(TASK MATERIAL Opens)

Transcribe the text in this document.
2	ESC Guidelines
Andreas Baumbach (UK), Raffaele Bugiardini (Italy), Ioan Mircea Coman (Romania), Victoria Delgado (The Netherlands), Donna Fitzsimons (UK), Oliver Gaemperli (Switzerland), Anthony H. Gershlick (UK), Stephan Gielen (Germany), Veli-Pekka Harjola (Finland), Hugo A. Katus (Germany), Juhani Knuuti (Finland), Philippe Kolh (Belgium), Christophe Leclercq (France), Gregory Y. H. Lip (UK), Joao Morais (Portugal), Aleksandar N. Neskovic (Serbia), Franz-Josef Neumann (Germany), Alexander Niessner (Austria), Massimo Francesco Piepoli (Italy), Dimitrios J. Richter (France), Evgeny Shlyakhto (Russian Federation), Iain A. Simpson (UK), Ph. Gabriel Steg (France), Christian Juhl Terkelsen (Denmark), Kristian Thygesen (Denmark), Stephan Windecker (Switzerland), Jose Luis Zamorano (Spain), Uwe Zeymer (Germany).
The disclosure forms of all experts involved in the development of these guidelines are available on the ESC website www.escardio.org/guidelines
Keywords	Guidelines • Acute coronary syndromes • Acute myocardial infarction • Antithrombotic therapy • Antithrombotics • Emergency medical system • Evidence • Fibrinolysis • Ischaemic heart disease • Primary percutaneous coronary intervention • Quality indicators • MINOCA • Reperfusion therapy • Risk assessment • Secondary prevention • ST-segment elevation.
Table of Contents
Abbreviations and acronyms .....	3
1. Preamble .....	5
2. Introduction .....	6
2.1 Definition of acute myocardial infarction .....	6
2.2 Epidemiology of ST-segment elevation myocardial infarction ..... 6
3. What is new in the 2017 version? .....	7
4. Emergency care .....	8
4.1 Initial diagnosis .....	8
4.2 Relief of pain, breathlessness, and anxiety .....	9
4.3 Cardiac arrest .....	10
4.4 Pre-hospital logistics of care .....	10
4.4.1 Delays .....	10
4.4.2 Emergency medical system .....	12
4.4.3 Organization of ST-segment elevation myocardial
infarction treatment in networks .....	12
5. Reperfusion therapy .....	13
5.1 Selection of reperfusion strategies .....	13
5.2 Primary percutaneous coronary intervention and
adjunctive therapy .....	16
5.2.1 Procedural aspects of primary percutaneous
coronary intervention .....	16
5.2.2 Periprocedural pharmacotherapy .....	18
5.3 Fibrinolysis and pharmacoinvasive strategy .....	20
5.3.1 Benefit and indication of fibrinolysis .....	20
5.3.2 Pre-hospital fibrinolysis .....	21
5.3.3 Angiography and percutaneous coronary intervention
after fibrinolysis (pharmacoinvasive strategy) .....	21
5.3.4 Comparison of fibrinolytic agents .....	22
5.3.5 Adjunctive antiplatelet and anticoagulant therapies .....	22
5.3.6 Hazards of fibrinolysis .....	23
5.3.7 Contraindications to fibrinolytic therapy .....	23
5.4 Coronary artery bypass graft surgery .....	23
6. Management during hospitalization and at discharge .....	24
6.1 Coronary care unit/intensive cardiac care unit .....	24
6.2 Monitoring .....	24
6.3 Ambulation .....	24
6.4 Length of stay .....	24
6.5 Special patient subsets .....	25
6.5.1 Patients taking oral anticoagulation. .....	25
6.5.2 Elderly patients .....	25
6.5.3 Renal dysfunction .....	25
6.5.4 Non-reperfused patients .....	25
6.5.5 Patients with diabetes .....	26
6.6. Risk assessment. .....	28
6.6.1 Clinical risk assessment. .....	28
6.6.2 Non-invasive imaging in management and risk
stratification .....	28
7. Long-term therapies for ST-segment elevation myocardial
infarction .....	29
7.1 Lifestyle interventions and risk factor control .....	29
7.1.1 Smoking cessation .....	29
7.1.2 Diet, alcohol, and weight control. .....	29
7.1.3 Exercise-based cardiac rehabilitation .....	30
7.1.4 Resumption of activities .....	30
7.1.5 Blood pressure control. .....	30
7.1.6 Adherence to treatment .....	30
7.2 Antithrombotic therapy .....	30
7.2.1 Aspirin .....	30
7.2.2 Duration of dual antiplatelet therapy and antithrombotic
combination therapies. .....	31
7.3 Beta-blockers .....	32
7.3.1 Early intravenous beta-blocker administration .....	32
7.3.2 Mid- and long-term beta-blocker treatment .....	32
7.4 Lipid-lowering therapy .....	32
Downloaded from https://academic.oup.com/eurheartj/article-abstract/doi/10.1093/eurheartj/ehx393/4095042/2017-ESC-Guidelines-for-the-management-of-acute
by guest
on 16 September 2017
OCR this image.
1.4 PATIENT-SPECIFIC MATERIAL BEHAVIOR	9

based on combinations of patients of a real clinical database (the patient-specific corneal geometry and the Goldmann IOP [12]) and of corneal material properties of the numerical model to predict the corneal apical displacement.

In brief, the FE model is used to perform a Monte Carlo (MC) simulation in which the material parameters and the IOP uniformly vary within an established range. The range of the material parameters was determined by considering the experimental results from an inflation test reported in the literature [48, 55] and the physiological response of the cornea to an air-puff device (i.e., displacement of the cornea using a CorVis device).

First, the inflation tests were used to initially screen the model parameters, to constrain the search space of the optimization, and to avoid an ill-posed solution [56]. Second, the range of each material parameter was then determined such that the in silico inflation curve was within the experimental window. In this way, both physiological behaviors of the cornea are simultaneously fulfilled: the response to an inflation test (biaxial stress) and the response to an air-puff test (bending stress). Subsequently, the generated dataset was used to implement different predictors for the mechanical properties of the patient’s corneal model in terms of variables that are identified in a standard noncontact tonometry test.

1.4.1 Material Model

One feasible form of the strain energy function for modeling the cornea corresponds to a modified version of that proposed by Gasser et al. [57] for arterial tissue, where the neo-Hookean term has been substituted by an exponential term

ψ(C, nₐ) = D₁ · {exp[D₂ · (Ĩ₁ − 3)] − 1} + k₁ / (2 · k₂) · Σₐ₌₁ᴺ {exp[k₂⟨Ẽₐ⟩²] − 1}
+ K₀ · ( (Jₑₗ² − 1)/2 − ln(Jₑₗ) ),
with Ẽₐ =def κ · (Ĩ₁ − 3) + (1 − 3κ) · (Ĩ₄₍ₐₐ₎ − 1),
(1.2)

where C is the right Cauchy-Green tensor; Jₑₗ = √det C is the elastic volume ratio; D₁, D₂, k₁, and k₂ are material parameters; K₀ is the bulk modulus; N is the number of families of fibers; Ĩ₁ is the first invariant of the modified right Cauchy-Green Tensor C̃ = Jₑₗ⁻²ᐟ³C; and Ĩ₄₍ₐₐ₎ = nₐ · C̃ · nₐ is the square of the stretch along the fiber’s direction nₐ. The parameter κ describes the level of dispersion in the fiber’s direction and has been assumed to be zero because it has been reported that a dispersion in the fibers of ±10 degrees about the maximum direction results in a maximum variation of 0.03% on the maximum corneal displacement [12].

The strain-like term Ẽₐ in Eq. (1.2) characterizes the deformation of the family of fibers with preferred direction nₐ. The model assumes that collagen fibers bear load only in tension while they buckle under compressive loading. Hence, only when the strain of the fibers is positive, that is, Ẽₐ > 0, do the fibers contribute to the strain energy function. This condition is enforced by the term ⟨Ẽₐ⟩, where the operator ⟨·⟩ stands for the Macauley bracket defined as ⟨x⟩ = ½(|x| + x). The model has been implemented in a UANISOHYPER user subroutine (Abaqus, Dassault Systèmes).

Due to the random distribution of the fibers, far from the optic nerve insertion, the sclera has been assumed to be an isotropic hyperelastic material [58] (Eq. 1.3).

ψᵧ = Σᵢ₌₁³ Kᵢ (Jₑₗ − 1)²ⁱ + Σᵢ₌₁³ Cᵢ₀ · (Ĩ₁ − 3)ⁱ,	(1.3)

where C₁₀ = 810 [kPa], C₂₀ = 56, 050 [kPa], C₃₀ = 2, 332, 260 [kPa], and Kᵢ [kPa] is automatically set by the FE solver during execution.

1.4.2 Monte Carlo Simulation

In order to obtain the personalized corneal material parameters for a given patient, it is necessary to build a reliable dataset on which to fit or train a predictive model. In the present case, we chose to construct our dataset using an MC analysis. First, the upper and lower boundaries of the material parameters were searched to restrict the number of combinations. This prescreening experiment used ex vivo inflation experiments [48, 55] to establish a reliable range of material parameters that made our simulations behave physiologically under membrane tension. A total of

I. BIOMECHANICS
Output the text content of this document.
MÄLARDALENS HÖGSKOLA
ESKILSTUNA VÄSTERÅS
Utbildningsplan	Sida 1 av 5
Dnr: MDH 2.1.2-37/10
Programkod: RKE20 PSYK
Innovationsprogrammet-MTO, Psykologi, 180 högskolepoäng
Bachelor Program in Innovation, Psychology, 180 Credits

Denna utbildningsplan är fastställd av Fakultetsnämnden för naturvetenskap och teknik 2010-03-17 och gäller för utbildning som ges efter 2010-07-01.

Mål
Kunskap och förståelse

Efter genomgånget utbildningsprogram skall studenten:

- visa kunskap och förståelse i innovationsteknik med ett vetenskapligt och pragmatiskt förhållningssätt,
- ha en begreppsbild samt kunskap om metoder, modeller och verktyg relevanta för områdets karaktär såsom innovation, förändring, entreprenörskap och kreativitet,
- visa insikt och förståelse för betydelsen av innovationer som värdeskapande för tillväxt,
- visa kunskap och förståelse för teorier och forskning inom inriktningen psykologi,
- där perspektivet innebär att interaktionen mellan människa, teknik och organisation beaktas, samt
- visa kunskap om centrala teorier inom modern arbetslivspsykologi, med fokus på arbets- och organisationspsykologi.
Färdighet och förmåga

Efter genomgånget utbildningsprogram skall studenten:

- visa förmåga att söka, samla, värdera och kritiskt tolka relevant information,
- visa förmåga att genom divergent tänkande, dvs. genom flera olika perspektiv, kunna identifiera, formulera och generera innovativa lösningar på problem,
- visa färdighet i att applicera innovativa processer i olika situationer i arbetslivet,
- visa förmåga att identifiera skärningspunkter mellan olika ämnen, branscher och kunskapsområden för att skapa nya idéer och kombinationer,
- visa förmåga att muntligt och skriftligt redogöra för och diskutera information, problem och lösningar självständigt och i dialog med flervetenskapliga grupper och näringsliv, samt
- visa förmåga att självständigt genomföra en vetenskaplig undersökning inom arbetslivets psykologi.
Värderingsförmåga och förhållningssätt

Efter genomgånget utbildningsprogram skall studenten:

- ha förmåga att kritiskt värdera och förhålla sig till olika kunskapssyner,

(TASK MATERIAL Closes)

TASK PROMPT –
Identify every line above with the string "combinations" in it. Copy those lines.

RESPONSE TO THIS TASK –
based on combinations of patients of a real clinical database (the patient-specific corneal geometry and the Goldmann IOP [12]) and of corneal material properties of the numerical model to predict the corneal apical displacement.
In order to obtain the personalized corneal material parameters for a given patient, it is necessary to build a reliable dataset on which to fit or train a predictive model. In the present case, we chose to construct our dataset using an MC analysis. First, the upper and lower boundaries of the material parameters were searched to restrict the number of combinations. This prescreening experiment used ex vivo inflation experiments [48, 55] to establish a reliable range of material parameters that made our simulations behave physiologically under membrane tension. A total of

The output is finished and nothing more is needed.